# Request
Leave out the images; return the rest of the data exactly.

# Data for this task
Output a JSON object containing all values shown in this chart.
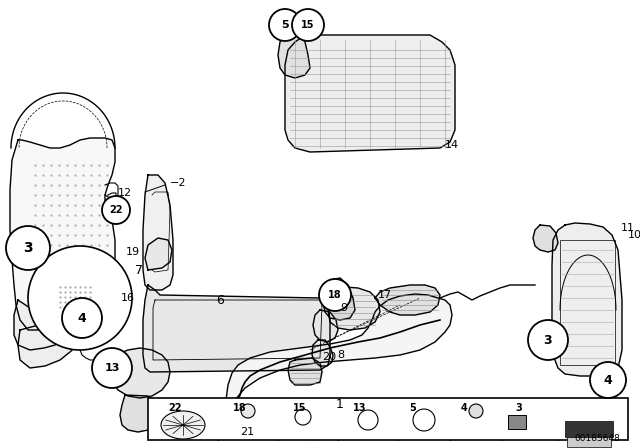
{
  "bg_color": "#ffffff",
  "line_color": "#000000",
  "diagram_id": "00185648",
  "fig_w": 6.4,
  "fig_h": 4.48,
  "dpi": 100
}
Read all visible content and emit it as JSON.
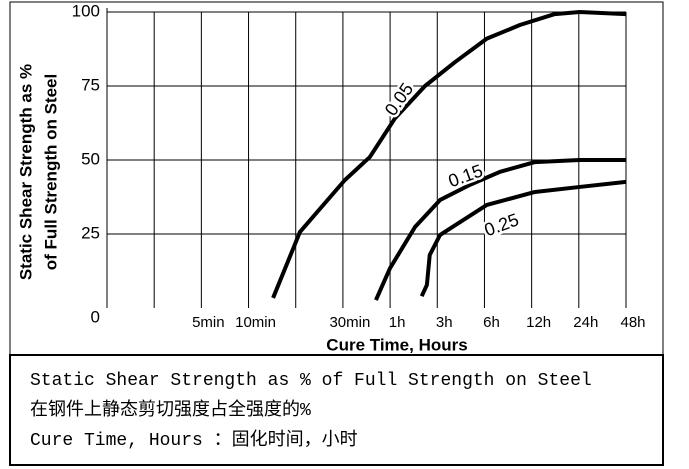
{
  "chart_data": {
    "type": "line",
    "xlabel": "Cure Time, Hours",
    "ylabel": [
      "Static Shear Strength as %",
      "of Full Strength on Steel"
    ],
    "xlim": [
      0,
      11
    ],
    "ylim": [
      0,
      100
    ],
    "xticks": [
      {
        "value": 2,
        "label": "5min"
      },
      {
        "value": 3,
        "label": "10min"
      },
      {
        "value": 5,
        "label": "30min"
      },
      {
        "value": 6,
        "label": "1h"
      },
      {
        "value": 7,
        "label": "3h"
      },
      {
        "value": 8,
        "label": "6h"
      },
      {
        "value": 9,
        "label": "12h"
      },
      {
        "value": 10,
        "label": "24h"
      },
      {
        "value": 11,
        "label": "48h"
      }
    ],
    "xgrid": [
      1,
      2,
      3,
      4,
      5,
      6,
      7,
      8,
      9,
      10,
      11
    ],
    "yticks": [
      0,
      25,
      50,
      75,
      100
    ],
    "grid": true,
    "color": "#000000",
    "series": [
      {
        "name": "0.05",
        "x": [
          3.52,
          4.09,
          5.04,
          5.57,
          6.1,
          6.74,
          7.37,
          8.05,
          8.75,
          9.49,
          10.02,
          11
        ],
        "values": [
          3.4,
          25.7,
          43.2,
          51,
          64,
          75,
          83,
          91,
          95.6,
          99.3,
          100,
          99.3
        ]
      },
      {
        "name": "0.15",
        "x": [
          5.7,
          6.0,
          6.53,
          7.06,
          7.69,
          8.33,
          9.07,
          10.02,
          11
        ],
        "values": [
          2.7,
          13.5,
          27.4,
          36.5,
          41.6,
          46,
          49.3,
          50,
          50
        ]
      },
      {
        "name": "0.25",
        "x": [
          6.67,
          6.78,
          6.84,
          7.06,
          7.48,
          8.05,
          9.07,
          10.02,
          11
        ],
        "values": [
          4,
          7.8,
          17.9,
          24.7,
          29,
          34.8,
          39.2,
          40.9,
          42.6
        ]
      }
    ]
  },
  "caption": {
    "lines": [
      "Static Shear Strength as %  of Full Strength on Steel",
      "在钢件上静态剪切强度占全强度的%",
      "Cure Time, Hours  ：固化时间，小时"
    ]
  }
}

# The output
Output a JSON object containing all values shown in this chart.
{
  "bg_color": "#ffffff",
  "line_color": "#000000",
  "diagram_id": "00185648",
  "fig_w": 6.4,
  "fig_h": 4.48,
  "dpi": 100
}
Read all visible content and emit it as JSON.
{
  "chart_data": {
    "type": "line",
    "xlabel": "Cure Time, Hours",
    "ylabel": [
      "Static Shear Strength as %",
      "of Full Strength on Steel"
    ],
    "xlim": [
      0,
      11
    ],
    "ylim": [
      0,
      100
    ],
    "xticks": [
      {
        "value": 2,
        "label": "5min"
      },
      {
        "value": 3,
        "label": "10min"
      },
      {
        "value": 5,
        "label": "30min"
      },
      {
        "value": 6,
        "label": "1h"
      },
      {
        "value": 7,
        "label": "3h"
      },
      {
        "value": 8,
        "label": "6h"
      },
      {
        "value": 9,
        "label": "12h"
      },
      {
        "value": 10,
        "label": "24h"
      },
      {
        "value": 11,
        "label": "48h"
      }
    ],
    "xgrid": [
      1,
      2,
      3,
      4,
      5,
      6,
      7,
      8,
      9,
      10,
      11
    ],
    "yticks": [
      0,
      25,
      50,
      75,
      100
    ],
    "grid": true,
    "color": "#000000",
    "series": [
      {
        "name": "0.05",
        "x": [
          3.52,
          4.09,
          5.04,
          5.57,
          6.1,
          6.74,
          7.37,
          8.05,
          8.75,
          9.49,
          10.02,
          11
        ],
        "values": [
          3.4,
          25.7,
          43.2,
          51,
          64,
          75,
          83,
          91,
          95.6,
          99.3,
          100,
          99.3
        ]
      },
      {
        "name": "0.15",
        "x": [
          5.7,
          6.0,
          6.53,
          7.06,
          7.69,
          8.33,
          9.07,
          10.02,
          11
        ],
        "values": [
          2.7,
          13.5,
          27.4,
          36.5,
          41.6,
          46,
          49.3,
          50,
          50
        ]
      },
      {
        "name": "0.25",
        "x": [
          6.67,
          6.78,
          6.84,
          7.06,
          7.48,
          8.05,
          9.07,
          10.02,
          11
        ],
        "values": [
          4,
          7.8,
          17.9,
          24.7,
          29,
          34.8,
          39.2,
          40.9,
          42.6
        ]
      }
    ]
  },
  "caption": {
    "lines": [
      "Static Shear Strength as %  of Full Strength on Steel",
      "在钢件上静态剪切强度占全强度的%",
      "Cure Time, Hours  ：固化时间，小时"
    ]
  }
}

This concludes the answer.